Short exercise >> In your copy, reproduce the entries exactly as they are, minus the images.
# start of Source records
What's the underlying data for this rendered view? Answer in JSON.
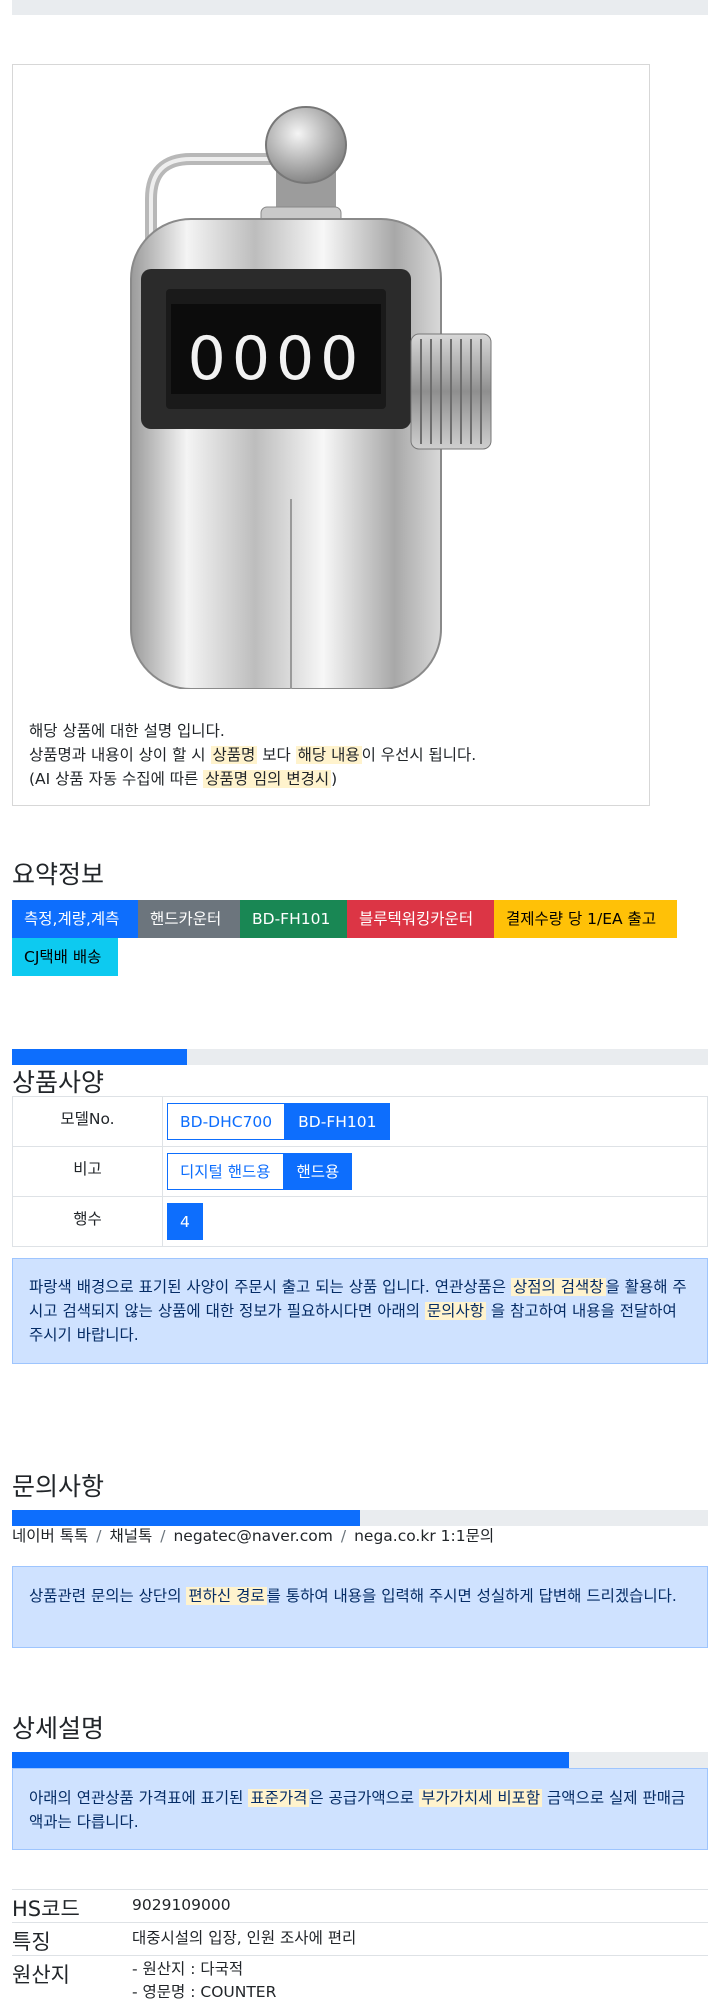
{
  "product_image": {
    "counter_digits": "0000"
  },
  "description": {
    "line1": "해당 상품에 대한 설명 입니다.",
    "line2_a": "상품명과 내용이 상이 할 시 ",
    "line2_hl1": "상품명",
    "line2_b": " 보다 ",
    "line2_hl2": "해당 내용",
    "line2_c": "이 우선시 됩니다.",
    "line3_a": "(AI 상품 자동 수집에 따른 ",
    "line3_hl": "상품명 임의 변경시",
    "line3_b": ")"
  },
  "summary": {
    "title": "요약정보",
    "badges": [
      "측정,계량,계측",
      "핸드카운터",
      "BD-FH101",
      "블루텍워킹카운터",
      "결제수량 당 1/EA 출고",
      "CJ택배 배송"
    ]
  },
  "spec": {
    "title": "상품사양",
    "progress_fraction": 0.25,
    "rows": [
      {
        "label": "모델No.",
        "options": [
          "BD-DHC700",
          "BD-FH101"
        ]
      },
      {
        "label": "비고",
        "options": [
          "디지털 핸드용",
          "핸드용"
        ]
      },
      {
        "label": "행수",
        "options": [
          "4"
        ]
      }
    ],
    "notice_a": "파랑색 배경으로 표기된 사양이 주문시 출고 되는 상품 입니다. 연관상품은 ",
    "notice_hl1": "상점의 검색창",
    "notice_b": "을 활용해 주시고 검색되지 않는 상품에 대한 정보가 필요하시다면 아래의 ",
    "notice_hl2": "문의사항",
    "notice_c": " 을 참고하여 내용을 전달하여 주시기 바랍니다."
  },
  "inquiry": {
    "title": "문의사항",
    "progress_fraction": 0.5,
    "contacts": [
      "네이버 톡톡",
      "채널톡",
      "negatec@naver.com",
      "nega.co.kr 1:1문의"
    ],
    "separator": "/",
    "notice_a": "상품관련 문의는 상단의 ",
    "notice_hl": "편하신 경로",
    "notice_b": "를 통하여 내용을 입력해 주시면 성실하게 답변해 드리겠습니다."
  },
  "detail": {
    "title": "상세설명",
    "progress_fraction": 0.75,
    "notice_a": "아래의 연관상품 가격표에 표기된 ",
    "notice_hl1": "표준가격",
    "notice_b": "은 공급가액으로 ",
    "notice_hl2": "부가가치세 비포함",
    "notice_c": " 금액으로 실제 판매금액과는 다릅니다.",
    "rows": [
      {
        "key": "HS코드",
        "value": "9029109000"
      },
      {
        "key": "특징",
        "value": "대중시설의 입장, 인원 조사에 편리"
      },
      {
        "key": "원산지",
        "value_lines": [
          "- 원산지 : 다국적",
          "- 영문명 : COUNTER"
        ]
      }
    ]
  },
  "colors": {
    "primary": "#0d6efd",
    "secondary": "#6c757d",
    "success": "#198754",
    "danger": "#dc3545",
    "warning": "#ffc107",
    "info": "#0dcaf0",
    "highlight": "#fff3cd",
    "alert_bg": "#cfe2ff"
  }
}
# end of Source records
The response >>
What's the underlying data for this rendered view? Answer in JSON.
{
  "product_image": {
    "counter_digits": "0000"
  },
  "description": {
    "line1": "해당 상품에 대한 설명 입니다.",
    "line2_a": "상품명과 내용이 상이 할 시 ",
    "line2_hl1": "상품명",
    "line2_b": " 보다 ",
    "line2_hl2": "해당 내용",
    "line2_c": "이 우선시 됩니다.",
    "line3_a": "(AI 상품 자동 수집에 따른 ",
    "line3_hl": "상품명 임의 변경시",
    "line3_b": ")"
  },
  "summary": {
    "title": "요약정보",
    "badges": [
      "측정,계량,계측",
      "핸드카운터",
      "BD-FH101",
      "블루텍워킹카운터",
      "결제수량 당 1/EA 출고",
      "CJ택배 배송"
    ]
  },
  "spec": {
    "title": "상품사양",
    "progress_fraction": 0.25,
    "rows": [
      {
        "label": "모델No.",
        "options": [
          "BD-DHC700",
          "BD-FH101"
        ]
      },
      {
        "label": "비고",
        "options": [
          "디지털 핸드용",
          "핸드용"
        ]
      },
      {
        "label": "행수",
        "options": [
          "4"
        ]
      }
    ],
    "notice_a": "파랑색 배경으로 표기된 사양이 주문시 출고 되는 상품 입니다. 연관상품은 ",
    "notice_hl1": "상점의 검색창",
    "notice_b": "을 활용해 주시고 검색되지 않는 상품에 대한 정보가 필요하시다면 아래의 ",
    "notice_hl2": "문의사항",
    "notice_c": " 을 참고하여 내용을 전달하여 주시기 바랍니다."
  },
  "inquiry": {
    "title": "문의사항",
    "progress_fraction": 0.5,
    "contacts": [
      "네이버 톡톡",
      "채널톡",
      "negatec@naver.com",
      "nega.co.kr 1:1문의"
    ],
    "separator": "/",
    "notice_a": "상품관련 문의는 상단의 ",
    "notice_hl": "편하신 경로",
    "notice_b": "를 통하여 내용을 입력해 주시면 성실하게 답변해 드리겠습니다."
  },
  "detail": {
    "title": "상세설명",
    "progress_fraction": 0.75,
    "notice_a": "아래의 연관상품 가격표에 표기된 ",
    "notice_hl1": "표준가격",
    "notice_b": "은 공급가액으로 ",
    "notice_hl2": "부가가치세 비포함",
    "notice_c": " 금액으로 실제 판매금액과는 다릅니다.",
    "rows": [
      {
        "key": "HS코드",
        "value": "9029109000"
      },
      {
        "key": "특징",
        "value": "대중시설의 입장, 인원 조사에 편리"
      },
      {
        "key": "원산지",
        "value_lines": [
          "- 원산지 : 다국적",
          "- 영문명 : COUNTER"
        ]
      }
    ]
  },
  "colors": {
    "primary": "#0d6efd",
    "secondary": "#6c757d",
    "success": "#198754",
    "danger": "#dc3545",
    "warning": "#ffc107",
    "info": "#0dcaf0",
    "highlight": "#fff3cd",
    "alert_bg": "#cfe2ff"
  }
}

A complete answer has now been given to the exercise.